### Supplied records:

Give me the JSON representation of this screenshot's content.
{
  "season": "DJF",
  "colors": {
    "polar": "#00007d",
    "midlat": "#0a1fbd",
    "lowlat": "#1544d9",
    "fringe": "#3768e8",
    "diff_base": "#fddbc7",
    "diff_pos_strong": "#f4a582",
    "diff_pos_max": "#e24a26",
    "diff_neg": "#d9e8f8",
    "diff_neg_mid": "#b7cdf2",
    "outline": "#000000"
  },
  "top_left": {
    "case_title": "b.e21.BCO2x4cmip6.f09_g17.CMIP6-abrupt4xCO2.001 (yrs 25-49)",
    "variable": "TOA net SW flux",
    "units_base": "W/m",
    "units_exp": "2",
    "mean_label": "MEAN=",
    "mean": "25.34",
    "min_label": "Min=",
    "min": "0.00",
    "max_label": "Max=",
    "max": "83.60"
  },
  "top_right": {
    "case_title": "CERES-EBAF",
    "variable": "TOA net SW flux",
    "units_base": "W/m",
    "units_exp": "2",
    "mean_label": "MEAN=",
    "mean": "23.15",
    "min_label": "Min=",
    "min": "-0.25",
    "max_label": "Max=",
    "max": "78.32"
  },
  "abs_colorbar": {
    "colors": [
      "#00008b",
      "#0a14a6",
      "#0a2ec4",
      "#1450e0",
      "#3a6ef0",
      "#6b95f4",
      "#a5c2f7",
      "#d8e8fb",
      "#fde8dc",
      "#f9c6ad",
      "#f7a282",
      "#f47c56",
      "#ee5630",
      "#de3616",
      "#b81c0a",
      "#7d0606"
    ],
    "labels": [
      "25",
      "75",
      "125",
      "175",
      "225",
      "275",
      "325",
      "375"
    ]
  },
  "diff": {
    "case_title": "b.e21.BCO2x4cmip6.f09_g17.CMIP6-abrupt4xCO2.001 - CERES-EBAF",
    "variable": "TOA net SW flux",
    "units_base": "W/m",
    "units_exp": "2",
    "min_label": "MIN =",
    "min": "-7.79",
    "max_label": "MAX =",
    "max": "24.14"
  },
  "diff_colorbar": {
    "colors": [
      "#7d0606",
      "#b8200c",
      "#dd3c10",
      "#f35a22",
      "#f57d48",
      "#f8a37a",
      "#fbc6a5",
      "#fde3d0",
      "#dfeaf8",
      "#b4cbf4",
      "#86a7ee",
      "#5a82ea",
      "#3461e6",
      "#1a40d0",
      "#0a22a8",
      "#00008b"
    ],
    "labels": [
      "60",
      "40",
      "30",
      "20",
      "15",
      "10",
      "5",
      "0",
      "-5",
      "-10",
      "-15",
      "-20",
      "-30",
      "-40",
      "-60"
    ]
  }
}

### Task objective:
Select all lines in the listing that include the word "EBAF".

### Solution to this exercise:
    "case_title": "CERES-EBAF",
    "case_title": "b.e21.BCO2x4cmip6.f09_g17.CMIP6-abrupt4xCO2.001 - CERES-EBAF",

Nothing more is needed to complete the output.